> _What is expected_
Find the lines holding "nLine" and copy them.

[start Records to process]

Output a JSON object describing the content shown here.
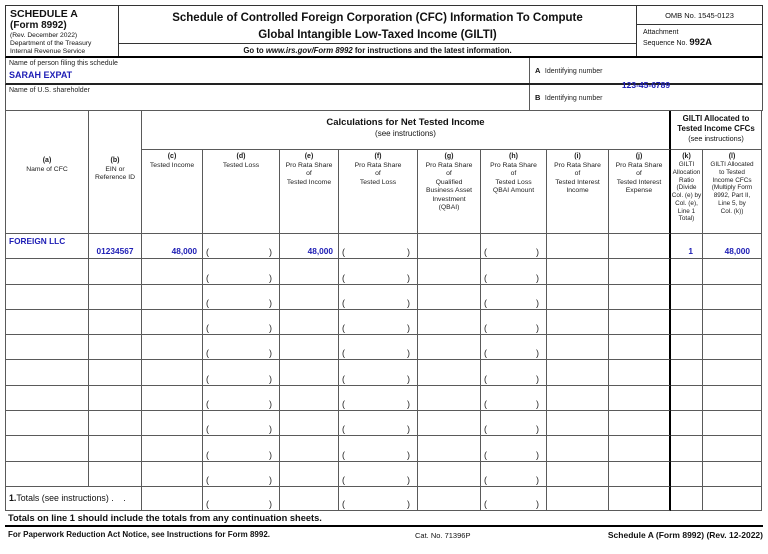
{
  "header": {
    "schedule_label": "SCHEDULE A",
    "form_label": "(Form 8992)",
    "revision": "(Rev. December 2022)",
    "agency_line1": "Department of the Treasury",
    "agency_line2": "Internal Revenue Service",
    "title_line1": "Schedule of Controlled Foreign Corporation (CFC) Information To Compute",
    "title_line2": "Global Intangible Low-Taxed Income (GILTI)",
    "goto_prefix": "Go to ",
    "goto_url": "www.irs.gov/Form 8992",
    "goto_suffix": " for instructions and the latest information.",
    "omb": "OMB No. 1545-0123",
    "attachment_line1": "Attachment",
    "attachment_line2": "Sequence No. ",
    "sequence_no": "992A"
  },
  "filer": {
    "name_label": "Name of person filing this schedule",
    "name_value": "SARAH EXPAT",
    "id_a_letter": "A",
    "id_a_label": "Identifying number",
    "id_a_value": "123-45-6789",
    "shareholder_label": "Name of U.S. shareholder",
    "shareholder_value": "",
    "id_b_letter": "B",
    "id_b_label": "Identifying number",
    "id_b_value": ""
  },
  "table": {
    "group_net_tested": {
      "title": "Calculations for Net Tested Income",
      "subtitle": "(see instructions)"
    },
    "group_gilti": {
      "title_line1": "GILTI Allocated to",
      "title_line2": "Tested Income CFCs",
      "subtitle": "(see instructions)"
    },
    "paren_columns": [
      "d",
      "f",
      "h"
    ],
    "columns": [
      {
        "id": "a",
        "tag": "(a)",
        "label": "Name of CFC"
      },
      {
        "id": "b",
        "tag": "(b)",
        "label": "EIN or\nReference ID"
      },
      {
        "id": "c",
        "tag": "(c)",
        "label": "Tested Income"
      },
      {
        "id": "d",
        "tag": "(d)",
        "label": "Tested Loss"
      },
      {
        "id": "e",
        "tag": "(e)",
        "label": "Pro Rata Share\nof\nTested Income"
      },
      {
        "id": "f",
        "tag": "(f)",
        "label": "Pro Rata Share\nof\nTested Loss"
      },
      {
        "id": "g",
        "tag": "(g)",
        "label": "Pro Rata Share\nof\nQualified\nBusiness Asset\nInvestment\n(QBAI)"
      },
      {
        "id": "h",
        "tag": "(h)",
        "label": "Pro Rata Share\nof\nTested Loss\nQBAI Amount"
      },
      {
        "id": "i",
        "tag": "(i)",
        "label": "Pro Rata Share\nof\nTested Interest\nIncome"
      },
      {
        "id": "j",
        "tag": "(j)",
        "label": "Pro Rata Share\nof\nTested Interest\nExpense"
      },
      {
        "id": "k",
        "tag": "(k)",
        "label": "GILTI\nAllocation\nRatio\n(Divide\nCol. (e) by\nCol. (e),\nLine 1\nTotal)"
      },
      {
        "id": "l",
        "tag": "(l)",
        "label": "GILTI Allocated\nto Tested\nIncome CFCs\n(Multiply Form\n8992, Part II,\nLine 5, by\nCol. (k))"
      }
    ],
    "rows": [
      {
        "a": "FOREIGN LLC",
        "b": "01234567",
        "c": "48,000",
        "d": "",
        "e": "48,000",
        "f": "",
        "g": "",
        "h": "",
        "i": "",
        "j": "",
        "k": "1",
        "l": "48,000"
      },
      {
        "a": "",
        "b": "",
        "c": "",
        "d": "",
        "e": "",
        "f": "",
        "g": "",
        "h": "",
        "i": "",
        "j": "",
        "k": "",
        "l": ""
      },
      {
        "a": "",
        "b": "",
        "c": "",
        "d": "",
        "e": "",
        "f": "",
        "g": "",
        "h": "",
        "i": "",
        "j": "",
        "k": "",
        "l": ""
      },
      {
        "a": "",
        "b": "",
        "c": "",
        "d": "",
        "e": "",
        "f": "",
        "g": "",
        "h": "",
        "i": "",
        "j": "",
        "k": "",
        "l": ""
      },
      {
        "a": "",
        "b": "",
        "c": "",
        "d": "",
        "e": "",
        "f": "",
        "g": "",
        "h": "",
        "i": "",
        "j": "",
        "k": "",
        "l": ""
      },
      {
        "a": "",
        "b": "",
        "c": "",
        "d": "",
        "e": "",
        "f": "",
        "g": "",
        "h": "",
        "i": "",
        "j": "",
        "k": "",
        "l": ""
      },
      {
        "a": "",
        "b": "",
        "c": "",
        "d": "",
        "e": "",
        "f": "",
        "g": "",
        "h": "",
        "i": "",
        "j": "",
        "k": "",
        "l": ""
      },
      {
        "a": "",
        "b": "",
        "c": "",
        "d": "",
        "e": "",
        "f": "",
        "g": "",
        "h": "",
        "i": "",
        "j": "",
        "k": "",
        "l": ""
      },
      {
        "a": "",
        "b": "",
        "c": "",
        "d": "",
        "e": "",
        "f": "",
        "g": "",
        "h": "",
        "i": "",
        "j": "",
        "k": "",
        "l": ""
      },
      {
        "a": "",
        "b": "",
        "c": "",
        "d": "",
        "e": "",
        "f": "",
        "g": "",
        "h": "",
        "i": "",
        "j": "",
        "k": "",
        "l": ""
      }
    ],
    "totals_row": {
      "number": "1.",
      "label": " Totals (see instructions)",
      "dots": " .    .",
      "values": {
        "c": "",
        "d": "",
        "e": "",
        "f": "",
        "g": "",
        "h": "",
        "i": "",
        "j": "",
        "k": "",
        "l": ""
      }
    }
  },
  "footer": {
    "continuation_note": "Totals on line 1 should include the totals from any continuation sheets.",
    "paperwork_notice": "For Paperwork Reduction Act Notice, see Instructions for Form 8992.",
    "cat_no": "Cat. No. 71396P",
    "form_footer": "Schedule A (Form 8992) (Rev. 12-2022)"
  }
}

[end Records to process]

> _Answer for the task_
        "label": "GILTI\nAllocation\nRatio\n(Divide\nCol. (e) by\nCol. (e),\nLine 1\nTotal)"
        "label": "GILTI Allocated\nto Tested\nIncome CFCs\n(Multiply Form\n8992, Part II,\nLine 5, by\nCol. (k))"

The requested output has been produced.